** TASK DESCRIPTION **
Please rewrite these entries with every "Query" changed to "Question" and everything else left as it is, and leave the pictures out of your answer.

* * * *

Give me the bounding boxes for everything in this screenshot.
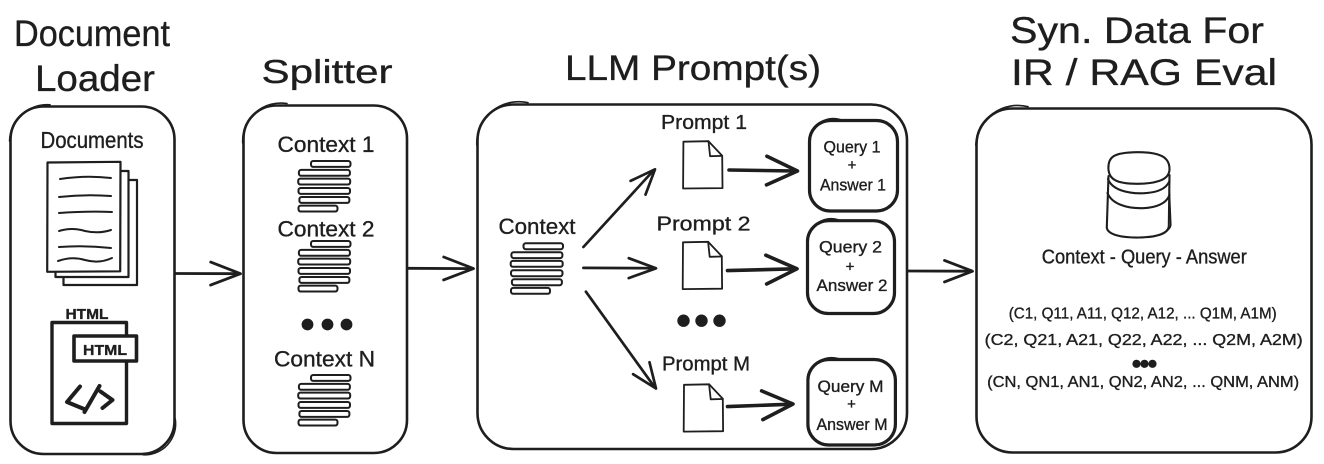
svg-text:Context: Context [499, 214, 576, 239]
svg-text:Query M: Query M [818, 377, 884, 396]
svg-text:Context 1: Context 1 [278, 132, 375, 157]
svg-text:(C2, Q21, A21, Q22, A22, ... Q: (C2, Q21, A21, Q22, A22, ... Q2M, A2M) [985, 332, 1303, 349]
svg-text:(CN, QN1, AN1, QN2, AN2, ... Q: (CN, QN1, AN1, QN2, AN2, ... QNM, ANM) [987, 374, 1299, 391]
svg-text:Prompt 1: Prompt 1 [661, 112, 747, 134]
svg-text:IR / RAG Eval: IR / RAG Eval [1011, 52, 1277, 93]
svg-text:Answer M: Answer M [817, 415, 888, 434]
svg-text:LLM Prompt(s): LLM Prompt(s) [565, 49, 821, 88]
svg-text:Documents: Documents [41, 127, 144, 153]
svg-text:Context N: Context N [274, 347, 375, 372]
svg-text:Context 2: Context 2 [278, 217, 375, 242]
svg-text:Loader: Loader [35, 58, 155, 99]
svg-text:+: + [847, 396, 856, 413]
svg-text:Prompt 2: Prompt 2 [657, 214, 751, 236]
svg-text:Document: Document [14, 13, 171, 54]
svg-text:HTML: HTML [66, 306, 109, 323]
svg-text:Answer 2: Answer 2 [817, 276, 888, 295]
svg-text:HTML: HTML [83, 343, 127, 359]
svg-text:Syn. Data For: Syn. Data For [1010, 10, 1264, 51]
svg-text:(C1, Q11, A11, Q12, A12, ... Q: (C1, Q11, A11, Q12, A12, ... Q1M, A1M) [1009, 306, 1277, 323]
svg-text:Answer 1: Answer 1 [820, 176, 886, 195]
svg-text:Context - Query - Answer: Context - Query - Answer [1042, 247, 1247, 269]
svg-text:Prompt M: Prompt M [662, 354, 750, 376]
svg-text:Splitter: Splitter [262, 53, 393, 90]
svg-text:Query 1: Query 1 [824, 138, 881, 157]
svg-text:Query 2: Query 2 [819, 238, 882, 257]
svg-text:+: + [846, 259, 855, 276]
svg-text:+: + [848, 157, 857, 174]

* * * *

** ANSWER TO THE PROBLEM **
Give me the bounding boxes for everything in this screenshot.
svg-text:Context: Context [499, 214, 576, 239]
svg-text:Question M: Question M [818, 377, 884, 396]
svg-text:Context 1: Context 1 [278, 132, 375, 157]
svg-text:(C2, Q21, A21, Q22, A22, ... Q: (C2, Q21, A21, Q22, A22, ... Q2M, A2M) [985, 332, 1303, 349]
svg-text:(CN, QN1, AN1, QN2, AN2, ... Q: (CN, QN1, AN1, QN2, AN2, ... QNM, ANM) [987, 374, 1299, 391]
svg-text:Prompt 1: Prompt 1 [661, 112, 747, 134]
svg-text:IR / RAG Eval: IR / RAG Eval [1011, 52, 1277, 93]
svg-text:Answer M: Answer M [817, 415, 888, 434]
svg-text:LLM Prompt(s): LLM Prompt(s) [565, 49, 821, 88]
svg-text:Documents: Documents [41, 127, 144, 153]
svg-text:Context N: Context N [274, 347, 375, 372]
svg-text:Context 2: Context 2 [278, 217, 375, 242]
svg-text:Loader: Loader [35, 58, 155, 99]
svg-text:+: + [847, 396, 856, 413]
svg-text:Prompt 2: Prompt 2 [657, 214, 751, 236]
svg-text:Document: Document [14, 13, 171, 54]
svg-text:HTML: HTML [66, 306, 109, 323]
svg-text:Answer 2: Answer 2 [817, 276, 888, 295]
svg-text:HTML: HTML [83, 343, 127, 359]
svg-text:Syn. Data For: Syn. Data For [1010, 10, 1264, 51]
svg-text:(C1, Q11, A11, Q12, A12, ... Q: (C1, Q11, A11, Q12, A12, ... Q1M, A1M) [1009, 306, 1277, 323]
svg-text:Answer 1: Answer 1 [820, 176, 886, 195]
svg-text:Context - Question - Answer: Context - Question - Answer [1042, 247, 1247, 269]
svg-text:Prompt M: Prompt M [662, 354, 750, 376]
svg-text:Splitter: Splitter [262, 53, 393, 90]
svg-text:Question 1: Question 1 [824, 138, 881, 157]
svg-text:Question 2: Question 2 [819, 238, 882, 257]
svg-text:+: + [846, 259, 855, 276]
svg-text:+: + [848, 157, 857, 174]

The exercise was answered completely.